Omit every picture and return the rest of the data unaltered.

◇ ◇ ◇ ◇ ◇ ◇ ◇

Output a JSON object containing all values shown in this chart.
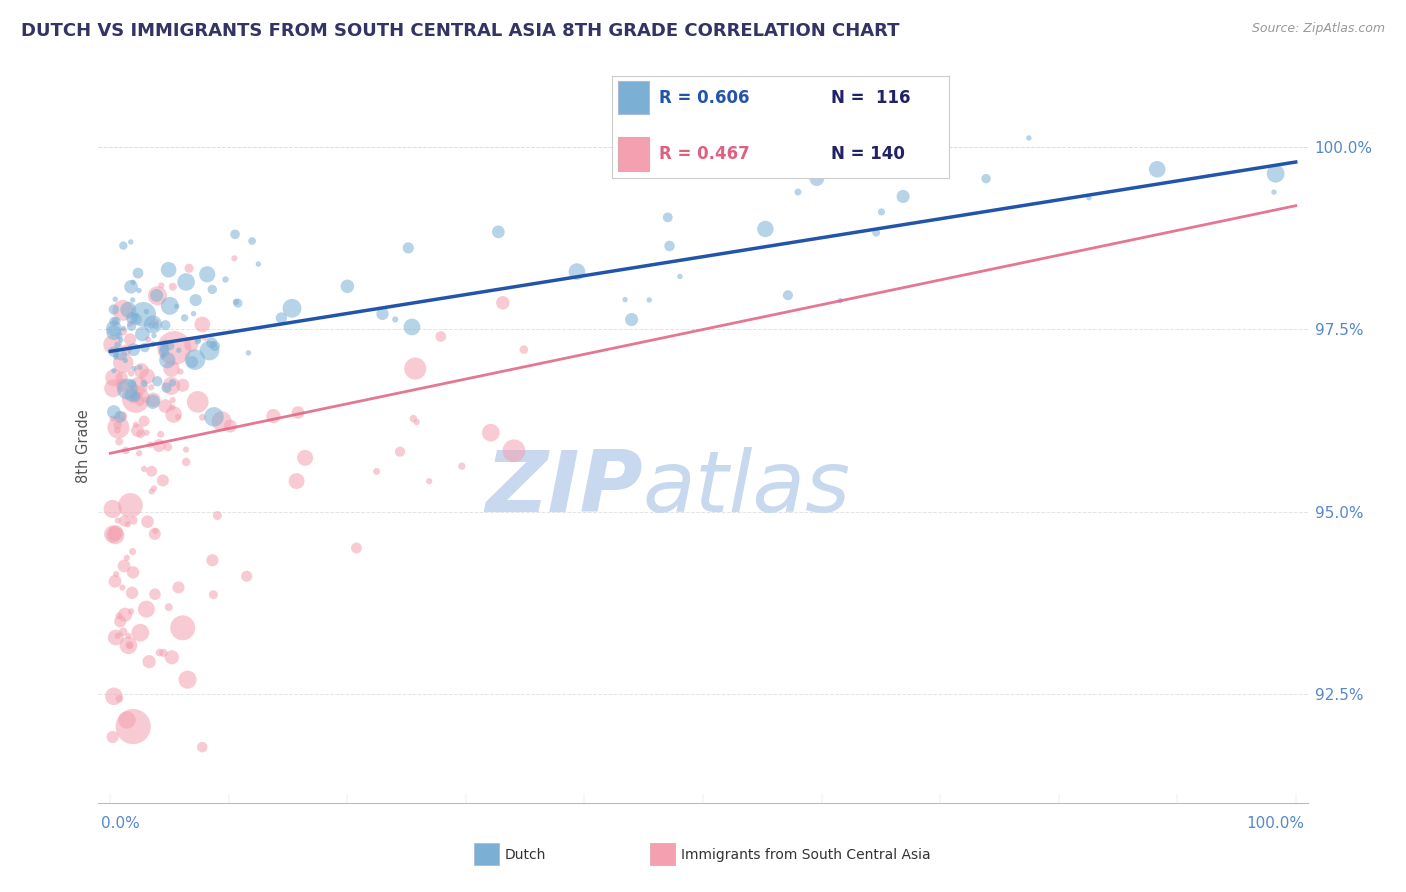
{
  "title": "DUTCH VS IMMIGRANTS FROM SOUTH CENTRAL ASIA 8TH GRADE CORRELATION CHART",
  "source": "Source: ZipAtlas.com",
  "ylabel": "8th Grade",
  "watermark_part1": "ZIP",
  "watermark_part2": "atlas",
  "dutch_R": "0.606",
  "dutch_N": "116",
  "immigrants_R": "0.467",
  "immigrants_N": "140",
  "dutch_color": "#7BAFD4",
  "immigrants_color": "#F4A0B0",
  "dutch_line_color": "#2255AA",
  "immigrants_line_color": "#E06080",
  "background_color": "#FFFFFF",
  "axis_label_color": "#5588CC",
  "ylabel_color": "#555555",
  "title_color": "#333366",
  "source_color": "#999999",
  "grid_color": "#DDDDDD",
  "legend_border_color": "#CCCCCC",
  "xmin": 0.0,
  "xmax": 100.0,
  "ymin": 91.0,
  "ymax": 100.8,
  "ytick_vals": [
    92.5,
    95.0,
    97.5,
    100.0
  ],
  "dutch_seed": 10,
  "immigrants_seed": 20
}
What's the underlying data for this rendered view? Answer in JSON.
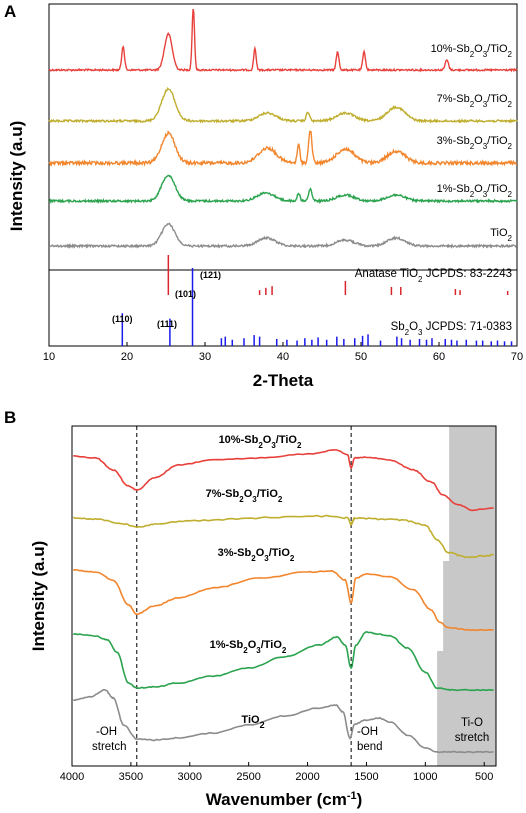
{
  "colors": {
    "s10": "#e8413c",
    "s7": "#bfae2f",
    "s3": "#f2862e",
    "s1": "#2ba34e",
    "tio2": "#8c8c8c",
    "anatase": "#d9252b",
    "sb2o3": "#1a1aeb",
    "shade": "#c8c8c8"
  },
  "chart_data": [
    {
      "panel": "A",
      "type": "line",
      "xlabel": "2-Theta",
      "ylabel": "Intensity (a.u)",
      "xlim": [
        10,
        70
      ],
      "xticks": [
        "10",
        "20",
        "30",
        "40",
        "50",
        "60",
        "70"
      ],
      "series": [
        {
          "name": "10%-Sb2O3/TiO2",
          "display": [
            "10%-Sb",
            "2",
            "O",
            "3",
            "/TiO",
            "2"
          ],
          "peaks": [
            19.5,
            25.3,
            28.5,
            36.4,
            47.0,
            50.4,
            61.0
          ]
        },
        {
          "name": "7%-Sb2O3/TiO2",
          "display": [
            "7%-Sb",
            "2",
            "O",
            "3",
            "/TiO",
            "2"
          ],
          "peaks": [
            25.3,
            38.0,
            43.2,
            48.0,
            54.5
          ]
        },
        {
          "name": "3%-Sb2O3/TiO2",
          "display": [
            "3%-Sb",
            "2",
            "O",
            "3",
            "/TiO",
            "2"
          ],
          "peaks": [
            25.3,
            38.0,
            42.0,
            43.5,
            48.0,
            54.5
          ]
        },
        {
          "name": "1%-Sb2O3/TiO2",
          "display": [
            "1%-Sb",
            "2",
            "O",
            "3",
            "/TiO",
            "2"
          ],
          "peaks": [
            25.3,
            37.8,
            42.0,
            43.5,
            48.0,
            54.5
          ]
        },
        {
          "name": "TiO2",
          "display": [
            "TiO",
            "2",
            "",
            "",
            "",
            ""
          ],
          "peaks": [
            25.3,
            37.9,
            48.0,
            54.5
          ]
        }
      ],
      "references": [
        {
          "label": "Anatase TiO2 JCPDS: 83-2243",
          "display": [
            "Anatase TiO",
            "2",
            " JCPDS: 83-2243"
          ],
          "peak_label": "(101)",
          "positions": [
            25.3,
            37.0,
            37.8,
            38.6,
            48.0,
            53.9,
            55.1,
            62.1,
            62.7,
            68.8
          ],
          "heights": [
            1.0,
            0.12,
            0.18,
            0.22,
            0.35,
            0.2,
            0.2,
            0.15,
            0.12,
            0.1
          ]
        },
        {
          "label": "Sb2O3 JCPDS: 71-0383",
          "display": [
            "Sb",
            "2",
            "O",
            "3",
            " JCPDS: 71-0383"
          ],
          "peak_labels": [
            "(110)",
            "(111)",
            "(121)"
          ],
          "positions": [
            19.4,
            25.5,
            28.4,
            32.1,
            32.6,
            33.5,
            35.0,
            36.3,
            37.0,
            39.2,
            40.5,
            41.8,
            42.8,
            43.7,
            44.5,
            45.6,
            46.9,
            47.8,
            49.2,
            50.2,
            50.9,
            52.5,
            54.6,
            55.2,
            56.3,
            57.5,
            58.4,
            59.1,
            60.8,
            61.6,
            62.3,
            63.5,
            64.8,
            65.6,
            66.7,
            67.5,
            68.4,
            69.3
          ],
          "heights": [
            0.42,
            0.35,
            1.0,
            0.1,
            0.12,
            0.08,
            0.1,
            0.14,
            0.12,
            0.09,
            0.08,
            0.07,
            0.1,
            0.08,
            0.11,
            0.08,
            0.12,
            0.09,
            0.1,
            0.13,
            0.15,
            0.07,
            0.12,
            0.1,
            0.08,
            0.09,
            0.08,
            0.1,
            0.09,
            0.08,
            0.07,
            0.08,
            0.07,
            0.07,
            0.06,
            0.07,
            0.06,
            0.06
          ]
        }
      ]
    },
    {
      "panel": "B",
      "type": "line",
      "xlabel_parts": [
        "Wavenumber (cm",
        "-1",
        ")"
      ],
      "ylabel": "Intensity (a.u)",
      "xlim": [
        4000,
        400
      ],
      "xticks": [
        "4000",
        "3500",
        "3000",
        "2500",
        "2000",
        "1500",
        "1000",
        "500"
      ],
      "shaded_region": [
        900,
        400
      ],
      "dashed_lines": [
        3450,
        1630
      ],
      "series": [
        {
          "name": "10%-Sb2O3/TiO2",
          "display": [
            "10%-Sb",
            "2",
            "O",
            "3",
            "/TiO",
            "2"
          ]
        },
        {
          "name": "7%-Sb2O3/TiO2",
          "display": [
            "7%-Sb",
            "2",
            "O",
            "3",
            "/TiO",
            "2"
          ]
        },
        {
          "name": "3%-Sb2O3/TiO2",
          "display": [
            "3%-Sb",
            "2",
            "O",
            "3",
            "/TiO",
            "2"
          ]
        },
        {
          "name": "1%-Sb2O3/TiO2",
          "display": [
            "1%-Sb",
            "2",
            "O",
            "3",
            "/TiO",
            "2"
          ]
        },
        {
          "name": "TiO2",
          "display": [
            "TiO",
            "2",
            "",
            "",
            "",
            ""
          ]
        }
      ],
      "annotations": [
        {
          "lines": [
            "-OH",
            "stretch"
          ]
        },
        {
          "lines": [
            "-OH",
            "bend"
          ]
        },
        {
          "lines": [
            "Ti-O",
            "stretch"
          ]
        }
      ]
    }
  ],
  "panel_letters": [
    "A",
    "B"
  ]
}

◇ ◇ ◇ ◇ ◇ ◇ ◇

Written solution:
Output a JSON object containing all values shown in this chart.
{
  "title": "DUTCH VS IMMIGRANTS FROM SOUTH CENTRAL ASIA 8TH GRADE CORRELATION CHART",
  "source": "Source: ZipAtlas.com",
  "ylabel": "8th Grade",
  "watermark_part1": "ZIP",
  "watermark_part2": "atlas",
  "dutch_R": "0.606",
  "dutch_N": "116",
  "immigrants_R": "0.467",
  "immigrants_N": "140",
  "dutch_color": "#7BAFD4",
  "immigrants_color": "#F4A0B0",
  "dutch_line_color": "#2255AA",
  "immigrants_line_color": "#E06080",
  "background_color": "#FFFFFF",
  "axis_label_color": "#5588CC",
  "ylabel_color": "#555555",
  "title_color": "#333366",
  "source_color": "#999999",
  "grid_color": "#DDDDDD",
  "legend_border_color": "#CCCCCC",
  "xmin": 0.0,
  "xmax": 100.0,
  "ymin": 91.0,
  "ymax": 100.8,
  "ytick_vals": [
    92.5,
    95.0,
    97.5,
    100.0
  ],
  "dutch_seed": 10,
  "immigrants_seed": 20
}
What's the underlying data for this rendered view? Answer in JSON.
{
  "colors": {
    "s10": "#e8413c",
    "s7": "#bfae2f",
    "s3": "#f2862e",
    "s1": "#2ba34e",
    "tio2": "#8c8c8c",
    "anatase": "#d9252b",
    "sb2o3": "#1a1aeb",
    "shade": "#c8c8c8"
  },
  "chart_data": [
    {
      "panel": "A",
      "type": "line",
      "xlabel": "2-Theta",
      "ylabel": "Intensity (a.u)",
      "xlim": [
        10,
        70
      ],
      "xticks": [
        "10",
        "20",
        "30",
        "40",
        "50",
        "60",
        "70"
      ],
      "series": [
        {
          "name": "10%-Sb2O3/TiO2",
          "display": [
            "10%-Sb",
            "2",
            "O",
            "3",
            "/TiO",
            "2"
          ],
          "peaks": [
            19.5,
            25.3,
            28.5,
            36.4,
            47.0,
            50.4,
            61.0
          ]
        },
        {
          "name": "7%-Sb2O3/TiO2",
          "display": [
            "7%-Sb",
            "2",
            "O",
            "3",
            "/TiO",
            "2"
          ],
          "peaks": [
            25.3,
            38.0,
            43.2,
            48.0,
            54.5
          ]
        },
        {
          "name": "3%-Sb2O3/TiO2",
          "display": [
            "3%-Sb",
            "2",
            "O",
            "3",
            "/TiO",
            "2"
          ],
          "peaks": [
            25.3,
            38.0,
            42.0,
            43.5,
            48.0,
            54.5
          ]
        },
        {
          "name": "1%-Sb2O3/TiO2",
          "display": [
            "1%-Sb",
            "2",
            "O",
            "3",
            "/TiO",
            "2"
          ],
          "peaks": [
            25.3,
            37.8,
            42.0,
            43.5,
            48.0,
            54.5
          ]
        },
        {
          "name": "TiO2",
          "display": [
            "TiO",
            "2",
            "",
            "",
            "",
            ""
          ],
          "peaks": [
            25.3,
            37.9,
            48.0,
            54.5
          ]
        }
      ],
      "references": [
        {
          "label": "Anatase TiO2 JCPDS: 83-2243",
          "display": [
            "Anatase TiO",
            "2",
            " JCPDS: 83-2243"
          ],
          "peak_label": "(101)",
          "positions": [
            25.3,
            37.0,
            37.8,
            38.6,
            48.0,
            53.9,
            55.1,
            62.1,
            62.7,
            68.8
          ],
          "heights": [
            1.0,
            0.12,
            0.18,
            0.22,
            0.35,
            0.2,
            0.2,
            0.15,
            0.12,
            0.1
          ]
        },
        {
          "label": "Sb2O3 JCPDS: 71-0383",
          "display": [
            "Sb",
            "2",
            "O",
            "3",
            " JCPDS: 71-0383"
          ],
          "peak_labels": [
            "(110)",
            "(111)",
            "(121)"
          ],
          "positions": [
            19.4,
            25.5,
            28.4,
            32.1,
            32.6,
            33.5,
            35.0,
            36.3,
            37.0,
            39.2,
            40.5,
            41.8,
            42.8,
            43.7,
            44.5,
            45.6,
            46.9,
            47.8,
            49.2,
            50.2,
            50.9,
            52.5,
            54.6,
            55.2,
            56.3,
            57.5,
            58.4,
            59.1,
            60.8,
            61.6,
            62.3,
            63.5,
            64.8,
            65.6,
            66.7,
            67.5,
            68.4,
            69.3
          ],
          "heights": [
            0.42,
            0.35,
            1.0,
            0.1,
            0.12,
            0.08,
            0.1,
            0.14,
            0.12,
            0.09,
            0.08,
            0.07,
            0.1,
            0.08,
            0.11,
            0.08,
            0.12,
            0.09,
            0.1,
            0.13,
            0.15,
            0.07,
            0.12,
            0.1,
            0.08,
            0.09,
            0.08,
            0.1,
            0.09,
            0.08,
            0.07,
            0.08,
            0.07,
            0.07,
            0.06,
            0.07,
            0.06,
            0.06
          ]
        }
      ]
    },
    {
      "panel": "B",
      "type": "line",
      "xlabel_parts": [
        "Wavenumber (cm",
        "-1",
        ")"
      ],
      "ylabel": "Intensity (a.u)",
      "xlim": [
        4000,
        400
      ],
      "xticks": [
        "4000",
        "3500",
        "3000",
        "2500",
        "2000",
        "1500",
        "1000",
        "500"
      ],
      "shaded_region": [
        900,
        400
      ],
      "dashed_lines": [
        3450,
        1630
      ],
      "series": [
        {
          "name": "10%-Sb2O3/TiO2",
          "display": [
            "10%-Sb",
            "2",
            "O",
            "3",
            "/TiO",
            "2"
          ]
        },
        {
          "name": "7%-Sb2O3/TiO2",
          "display": [
            "7%-Sb",
            "2",
            "O",
            "3",
            "/TiO",
            "2"
          ]
        },
        {
          "name": "3%-Sb2O3/TiO2",
          "display": [
            "3%-Sb",
            "2",
            "O",
            "3",
            "/TiO",
            "2"
          ]
        },
        {
          "name": "1%-Sb2O3/TiO2",
          "display": [
            "1%-Sb",
            "2",
            "O",
            "3",
            "/TiO",
            "2"
          ]
        },
        {
          "name": "TiO2",
          "display": [
            "TiO",
            "2",
            "",
            "",
            "",
            ""
          ]
        }
      ],
      "annotations": [
        {
          "lines": [
            "-OH",
            "stretch"
          ]
        },
        {
          "lines": [
            "-OH",
            "bend"
          ]
        },
        {
          "lines": [
            "Ti-O",
            "stretch"
          ]
        }
      ]
    }
  ],
  "panel_letters": [
    "A",
    "B"
  ]
}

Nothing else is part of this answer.